# STATED EXERCISE
Return every line of the data below that includes the string "where".

# ENTRIES
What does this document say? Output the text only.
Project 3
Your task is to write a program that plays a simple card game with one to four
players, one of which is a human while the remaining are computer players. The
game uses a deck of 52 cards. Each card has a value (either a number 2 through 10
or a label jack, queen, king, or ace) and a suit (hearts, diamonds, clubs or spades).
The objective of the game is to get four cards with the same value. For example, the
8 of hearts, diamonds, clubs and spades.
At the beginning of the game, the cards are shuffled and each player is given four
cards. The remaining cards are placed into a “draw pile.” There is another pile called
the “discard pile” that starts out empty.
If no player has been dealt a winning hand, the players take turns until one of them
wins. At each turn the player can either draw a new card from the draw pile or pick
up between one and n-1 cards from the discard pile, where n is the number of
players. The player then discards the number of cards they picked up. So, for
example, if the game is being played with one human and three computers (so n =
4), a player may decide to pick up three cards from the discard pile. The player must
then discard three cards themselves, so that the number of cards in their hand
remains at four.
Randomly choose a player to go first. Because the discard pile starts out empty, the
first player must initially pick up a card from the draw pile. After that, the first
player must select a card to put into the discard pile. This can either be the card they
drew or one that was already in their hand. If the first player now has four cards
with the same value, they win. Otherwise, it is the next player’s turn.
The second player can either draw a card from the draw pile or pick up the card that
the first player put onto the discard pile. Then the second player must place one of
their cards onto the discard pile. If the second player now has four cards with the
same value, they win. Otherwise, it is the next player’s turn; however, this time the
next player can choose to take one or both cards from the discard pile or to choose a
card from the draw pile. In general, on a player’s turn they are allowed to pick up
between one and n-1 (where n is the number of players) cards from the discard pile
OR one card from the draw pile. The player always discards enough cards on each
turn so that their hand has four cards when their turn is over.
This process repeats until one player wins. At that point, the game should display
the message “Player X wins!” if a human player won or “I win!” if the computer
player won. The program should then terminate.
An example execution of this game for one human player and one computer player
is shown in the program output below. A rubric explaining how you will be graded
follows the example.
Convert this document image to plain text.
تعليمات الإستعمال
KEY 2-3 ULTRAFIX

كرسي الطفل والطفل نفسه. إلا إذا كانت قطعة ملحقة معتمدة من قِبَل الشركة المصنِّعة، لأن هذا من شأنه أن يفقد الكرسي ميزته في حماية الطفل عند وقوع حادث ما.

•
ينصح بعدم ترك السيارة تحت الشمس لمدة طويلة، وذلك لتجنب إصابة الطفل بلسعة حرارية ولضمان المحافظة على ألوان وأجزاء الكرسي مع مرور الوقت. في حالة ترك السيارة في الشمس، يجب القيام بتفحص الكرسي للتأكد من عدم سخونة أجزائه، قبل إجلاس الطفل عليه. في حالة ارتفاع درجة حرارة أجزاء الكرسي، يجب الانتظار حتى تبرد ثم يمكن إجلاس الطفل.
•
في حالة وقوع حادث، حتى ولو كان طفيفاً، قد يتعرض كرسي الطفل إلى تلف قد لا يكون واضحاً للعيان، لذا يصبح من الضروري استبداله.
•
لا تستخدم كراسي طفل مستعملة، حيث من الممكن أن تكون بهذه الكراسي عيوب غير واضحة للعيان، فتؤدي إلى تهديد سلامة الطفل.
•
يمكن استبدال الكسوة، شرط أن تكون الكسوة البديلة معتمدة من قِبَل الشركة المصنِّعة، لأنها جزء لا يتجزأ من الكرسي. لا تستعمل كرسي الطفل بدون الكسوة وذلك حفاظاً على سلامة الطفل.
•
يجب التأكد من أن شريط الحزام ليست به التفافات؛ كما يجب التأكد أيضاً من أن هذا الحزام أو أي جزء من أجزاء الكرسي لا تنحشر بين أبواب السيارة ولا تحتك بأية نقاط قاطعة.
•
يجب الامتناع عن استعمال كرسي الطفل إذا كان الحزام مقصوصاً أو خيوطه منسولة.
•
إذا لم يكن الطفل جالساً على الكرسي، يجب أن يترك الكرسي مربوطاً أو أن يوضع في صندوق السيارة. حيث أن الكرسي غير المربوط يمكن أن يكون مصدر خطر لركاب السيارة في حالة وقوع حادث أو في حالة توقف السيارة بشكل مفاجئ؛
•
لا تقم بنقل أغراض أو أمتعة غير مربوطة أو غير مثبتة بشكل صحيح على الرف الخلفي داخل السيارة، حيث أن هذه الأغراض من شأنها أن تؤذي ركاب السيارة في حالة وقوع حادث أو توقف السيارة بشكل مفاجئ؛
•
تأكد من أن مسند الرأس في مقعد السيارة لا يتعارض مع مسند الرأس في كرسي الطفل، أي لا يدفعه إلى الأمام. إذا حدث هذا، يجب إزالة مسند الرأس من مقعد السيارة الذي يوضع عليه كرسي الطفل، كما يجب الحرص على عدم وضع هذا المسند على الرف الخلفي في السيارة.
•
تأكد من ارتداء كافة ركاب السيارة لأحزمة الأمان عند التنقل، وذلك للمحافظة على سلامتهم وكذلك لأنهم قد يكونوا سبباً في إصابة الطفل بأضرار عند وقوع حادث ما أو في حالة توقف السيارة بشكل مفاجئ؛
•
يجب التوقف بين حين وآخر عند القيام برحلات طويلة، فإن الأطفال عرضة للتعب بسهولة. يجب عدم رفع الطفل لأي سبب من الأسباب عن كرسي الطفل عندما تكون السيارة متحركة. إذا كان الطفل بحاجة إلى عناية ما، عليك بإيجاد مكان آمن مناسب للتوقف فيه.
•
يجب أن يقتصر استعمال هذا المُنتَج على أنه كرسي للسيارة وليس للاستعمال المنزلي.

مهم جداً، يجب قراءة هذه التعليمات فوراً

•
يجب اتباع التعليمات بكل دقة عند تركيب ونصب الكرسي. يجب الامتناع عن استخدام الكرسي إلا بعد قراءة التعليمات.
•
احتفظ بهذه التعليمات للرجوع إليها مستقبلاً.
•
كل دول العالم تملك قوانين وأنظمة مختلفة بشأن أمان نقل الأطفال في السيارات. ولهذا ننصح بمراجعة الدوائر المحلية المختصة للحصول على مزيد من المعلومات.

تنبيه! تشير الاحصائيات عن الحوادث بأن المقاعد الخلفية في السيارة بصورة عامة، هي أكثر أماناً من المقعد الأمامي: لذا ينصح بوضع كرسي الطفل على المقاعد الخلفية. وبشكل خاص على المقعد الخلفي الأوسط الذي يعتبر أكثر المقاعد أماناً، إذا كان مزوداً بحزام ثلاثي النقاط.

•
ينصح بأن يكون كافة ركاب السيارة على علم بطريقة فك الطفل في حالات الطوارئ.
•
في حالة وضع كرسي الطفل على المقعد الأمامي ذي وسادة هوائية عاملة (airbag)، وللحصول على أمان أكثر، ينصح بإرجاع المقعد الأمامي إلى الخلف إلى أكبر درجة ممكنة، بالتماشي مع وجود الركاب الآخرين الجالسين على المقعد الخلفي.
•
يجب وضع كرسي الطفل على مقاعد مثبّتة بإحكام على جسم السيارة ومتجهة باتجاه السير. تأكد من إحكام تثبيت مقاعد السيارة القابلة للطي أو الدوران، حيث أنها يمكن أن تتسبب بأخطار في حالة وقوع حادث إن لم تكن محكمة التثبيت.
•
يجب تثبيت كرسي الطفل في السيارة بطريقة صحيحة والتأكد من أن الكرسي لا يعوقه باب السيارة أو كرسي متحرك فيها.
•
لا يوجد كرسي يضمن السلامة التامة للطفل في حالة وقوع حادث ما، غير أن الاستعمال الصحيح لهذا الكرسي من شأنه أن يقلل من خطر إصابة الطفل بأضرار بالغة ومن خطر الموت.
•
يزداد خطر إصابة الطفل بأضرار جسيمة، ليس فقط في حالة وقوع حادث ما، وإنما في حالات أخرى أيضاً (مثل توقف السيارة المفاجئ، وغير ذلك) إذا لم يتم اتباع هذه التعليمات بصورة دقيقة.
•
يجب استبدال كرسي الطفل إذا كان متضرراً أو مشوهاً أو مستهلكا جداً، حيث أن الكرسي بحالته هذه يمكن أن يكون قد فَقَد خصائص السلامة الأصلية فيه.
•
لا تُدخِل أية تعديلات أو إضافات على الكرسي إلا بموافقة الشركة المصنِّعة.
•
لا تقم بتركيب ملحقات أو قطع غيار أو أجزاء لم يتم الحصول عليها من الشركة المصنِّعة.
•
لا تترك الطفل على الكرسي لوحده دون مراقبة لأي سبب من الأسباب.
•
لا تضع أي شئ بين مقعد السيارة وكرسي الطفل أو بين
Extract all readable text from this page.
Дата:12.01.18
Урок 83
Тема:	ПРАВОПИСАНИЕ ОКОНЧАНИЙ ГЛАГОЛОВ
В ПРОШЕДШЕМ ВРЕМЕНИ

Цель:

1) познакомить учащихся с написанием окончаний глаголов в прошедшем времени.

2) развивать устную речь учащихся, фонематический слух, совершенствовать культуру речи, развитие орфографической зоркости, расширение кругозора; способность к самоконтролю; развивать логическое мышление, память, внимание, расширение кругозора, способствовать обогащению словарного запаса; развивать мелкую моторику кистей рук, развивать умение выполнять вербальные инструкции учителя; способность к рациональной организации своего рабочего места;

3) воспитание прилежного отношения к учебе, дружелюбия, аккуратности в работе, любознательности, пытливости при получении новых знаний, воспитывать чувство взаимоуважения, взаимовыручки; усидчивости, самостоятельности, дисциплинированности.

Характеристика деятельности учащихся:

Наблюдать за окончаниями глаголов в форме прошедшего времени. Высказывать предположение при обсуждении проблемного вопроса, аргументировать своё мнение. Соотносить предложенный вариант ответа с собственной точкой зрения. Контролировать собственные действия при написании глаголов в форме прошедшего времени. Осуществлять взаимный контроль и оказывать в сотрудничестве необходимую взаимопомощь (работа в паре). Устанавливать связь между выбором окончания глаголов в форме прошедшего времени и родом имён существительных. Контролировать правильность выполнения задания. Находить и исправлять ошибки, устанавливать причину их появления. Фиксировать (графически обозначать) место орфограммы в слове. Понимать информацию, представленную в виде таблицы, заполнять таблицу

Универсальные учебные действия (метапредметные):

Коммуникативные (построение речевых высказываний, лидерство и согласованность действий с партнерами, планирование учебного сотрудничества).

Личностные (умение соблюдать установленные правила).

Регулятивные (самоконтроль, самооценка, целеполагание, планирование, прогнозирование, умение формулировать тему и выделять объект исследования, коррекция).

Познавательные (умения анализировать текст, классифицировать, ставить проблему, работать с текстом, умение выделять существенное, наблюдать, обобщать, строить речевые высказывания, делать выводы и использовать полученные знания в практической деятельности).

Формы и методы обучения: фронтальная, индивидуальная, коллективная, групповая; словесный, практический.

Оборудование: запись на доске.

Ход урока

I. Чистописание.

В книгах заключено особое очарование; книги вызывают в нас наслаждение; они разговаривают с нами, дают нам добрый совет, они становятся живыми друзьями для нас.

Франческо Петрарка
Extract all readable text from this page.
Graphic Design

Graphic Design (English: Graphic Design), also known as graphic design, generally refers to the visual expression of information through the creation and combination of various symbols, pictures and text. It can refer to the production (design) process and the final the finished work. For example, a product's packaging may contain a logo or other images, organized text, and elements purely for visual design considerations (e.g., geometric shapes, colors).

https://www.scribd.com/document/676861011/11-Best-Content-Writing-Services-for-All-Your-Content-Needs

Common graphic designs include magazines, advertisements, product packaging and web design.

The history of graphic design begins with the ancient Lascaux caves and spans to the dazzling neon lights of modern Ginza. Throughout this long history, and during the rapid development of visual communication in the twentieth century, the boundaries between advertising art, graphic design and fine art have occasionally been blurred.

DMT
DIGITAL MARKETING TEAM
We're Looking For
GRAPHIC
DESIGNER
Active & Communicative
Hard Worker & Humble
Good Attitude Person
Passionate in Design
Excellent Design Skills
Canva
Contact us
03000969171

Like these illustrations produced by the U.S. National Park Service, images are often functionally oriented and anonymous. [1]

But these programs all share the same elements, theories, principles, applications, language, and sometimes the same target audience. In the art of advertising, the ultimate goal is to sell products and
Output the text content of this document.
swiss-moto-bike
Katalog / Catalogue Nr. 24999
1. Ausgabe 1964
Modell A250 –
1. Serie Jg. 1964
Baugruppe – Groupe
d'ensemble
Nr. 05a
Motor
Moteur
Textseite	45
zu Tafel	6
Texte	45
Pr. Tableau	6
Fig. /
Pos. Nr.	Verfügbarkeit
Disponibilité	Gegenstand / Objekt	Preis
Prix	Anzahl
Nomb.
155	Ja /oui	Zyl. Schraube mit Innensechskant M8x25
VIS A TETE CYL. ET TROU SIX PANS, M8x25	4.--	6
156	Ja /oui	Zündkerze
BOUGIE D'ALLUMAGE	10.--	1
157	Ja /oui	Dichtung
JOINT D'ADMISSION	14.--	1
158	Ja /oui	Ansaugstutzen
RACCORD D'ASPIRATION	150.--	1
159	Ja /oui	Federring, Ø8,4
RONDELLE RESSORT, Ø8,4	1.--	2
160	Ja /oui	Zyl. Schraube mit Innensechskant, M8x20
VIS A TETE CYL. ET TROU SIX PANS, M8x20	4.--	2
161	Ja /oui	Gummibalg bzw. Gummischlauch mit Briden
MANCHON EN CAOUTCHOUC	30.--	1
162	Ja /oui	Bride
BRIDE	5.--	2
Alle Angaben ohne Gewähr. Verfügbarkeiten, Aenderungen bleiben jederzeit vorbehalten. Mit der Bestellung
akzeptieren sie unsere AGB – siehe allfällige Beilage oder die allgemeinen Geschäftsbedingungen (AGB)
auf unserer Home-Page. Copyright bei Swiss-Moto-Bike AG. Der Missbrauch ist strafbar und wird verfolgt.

# THE REPLY
up between one and n-1 cards from the discard pile, where n is the number of
between one and n-1 (where n is the number of players) cards from the discard pile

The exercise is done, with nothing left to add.